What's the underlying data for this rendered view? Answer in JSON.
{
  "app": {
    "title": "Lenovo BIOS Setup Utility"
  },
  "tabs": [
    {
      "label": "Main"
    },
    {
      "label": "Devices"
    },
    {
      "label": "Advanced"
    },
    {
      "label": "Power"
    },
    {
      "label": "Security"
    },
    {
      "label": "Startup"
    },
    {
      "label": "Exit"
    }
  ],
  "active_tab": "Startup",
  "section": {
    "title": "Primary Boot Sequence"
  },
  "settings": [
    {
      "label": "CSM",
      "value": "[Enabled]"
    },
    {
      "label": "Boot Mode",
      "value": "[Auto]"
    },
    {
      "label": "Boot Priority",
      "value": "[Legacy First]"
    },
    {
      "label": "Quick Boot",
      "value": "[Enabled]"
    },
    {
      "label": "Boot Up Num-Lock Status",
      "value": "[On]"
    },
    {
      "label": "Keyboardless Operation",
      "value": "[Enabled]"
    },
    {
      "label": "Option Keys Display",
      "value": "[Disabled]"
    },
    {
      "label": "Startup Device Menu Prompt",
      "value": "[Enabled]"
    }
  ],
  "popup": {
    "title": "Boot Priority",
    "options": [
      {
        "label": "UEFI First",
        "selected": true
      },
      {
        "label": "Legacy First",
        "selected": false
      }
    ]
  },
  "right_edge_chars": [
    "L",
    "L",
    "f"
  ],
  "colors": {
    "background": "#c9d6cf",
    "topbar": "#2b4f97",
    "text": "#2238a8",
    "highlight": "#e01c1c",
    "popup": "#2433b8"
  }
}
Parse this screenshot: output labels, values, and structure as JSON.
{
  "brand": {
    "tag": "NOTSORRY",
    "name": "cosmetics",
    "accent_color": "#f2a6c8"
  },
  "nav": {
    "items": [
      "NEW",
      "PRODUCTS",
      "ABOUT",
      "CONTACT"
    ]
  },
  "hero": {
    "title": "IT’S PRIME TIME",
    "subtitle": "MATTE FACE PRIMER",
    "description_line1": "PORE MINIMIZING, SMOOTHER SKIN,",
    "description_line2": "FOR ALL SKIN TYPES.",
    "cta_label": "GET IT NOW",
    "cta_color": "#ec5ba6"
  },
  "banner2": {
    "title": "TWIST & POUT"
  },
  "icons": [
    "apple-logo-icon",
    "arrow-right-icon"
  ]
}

★ ★ ★ ★ ★

Exercise objective. Write the whole listing out again. Keep every line exactly as it is.

The response.
What's the underlying data for this rendered view? Answer in JSON.
{
  "app": {
    "title": "Lenovo BIOS Setup Utility"
  },
  "tabs": [
    {
      "label": "Main"
    },
    {
      "label": "Devices"
    },
    {
      "label": "Advanced"
    },
    {
      "label": "Power"
    },
    {
      "label": "Security"
    },
    {
      "label": "Startup"
    },
    {
      "label": "Exit"
    }
  ],
  "active_tab": "Startup",
  "section": {
    "title": "Primary Boot Sequence"
  },
  "settings": [
    {
      "label": "CSM",
      "value": "[Enabled]"
    },
    {
      "label": "Boot Mode",
      "value": "[Auto]"
    },
    {
      "label": "Boot Priority",
      "value": "[Legacy First]"
    },
    {
      "label": "Quick Boot",
      "value": "[Enabled]"
    },
    {
      "label": "Boot Up Num-Lock Status",
      "value": "[On]"
    },
    {
      "label": "Keyboardless Operation",
      "value": "[Enabled]"
    },
    {
      "label": "Option Keys Display",
      "value": "[Disabled]"
    },
    {
      "label": "Startup Device Menu Prompt",
      "value": "[Enabled]"
    }
  ],
  "popup": {
    "title": "Boot Priority",
    "options": [
      {
        "label": "UEFI First",
        "selected": true
      },
      {
        "label": "Legacy First",
        "selected": false
      }
    ]
  },
  "right_edge_chars": [
    "L",
    "L",
    "f"
  ],
  "colors": {
    "background": "#c9d6cf",
    "topbar": "#2b4f97",
    "text": "#2238a8",
    "highlight": "#e01c1c",
    "popup": "#2433b8"
  }
}
Parse this screenshot: output labels, values, and structure as JSON.
{
  "brand": {
    "tag": "NOTSORRY",
    "name": "cosmetics",
    "accent_color": "#f2a6c8"
  },
  "nav": {
    "items": [
      "NEW",
      "PRODUCTS",
      "ABOUT",
      "CONTACT"
    ]
  },
  "hero": {
    "title": "IT’S PRIME TIME",
    "subtitle": "MATTE FACE PRIMER",
    "description_line1": "PORE MINIMIZING, SMOOTHER SKIN,",
    "description_line2": "FOR ALL SKIN TYPES.",
    "cta_label": "GET IT NOW",
    "cta_color": "#ec5ba6"
  },
  "banner2": {
    "title": "TWIST & POUT"
  },
  "icons": [
    "apple-logo-icon",
    "arrow-right-icon"
  ]
}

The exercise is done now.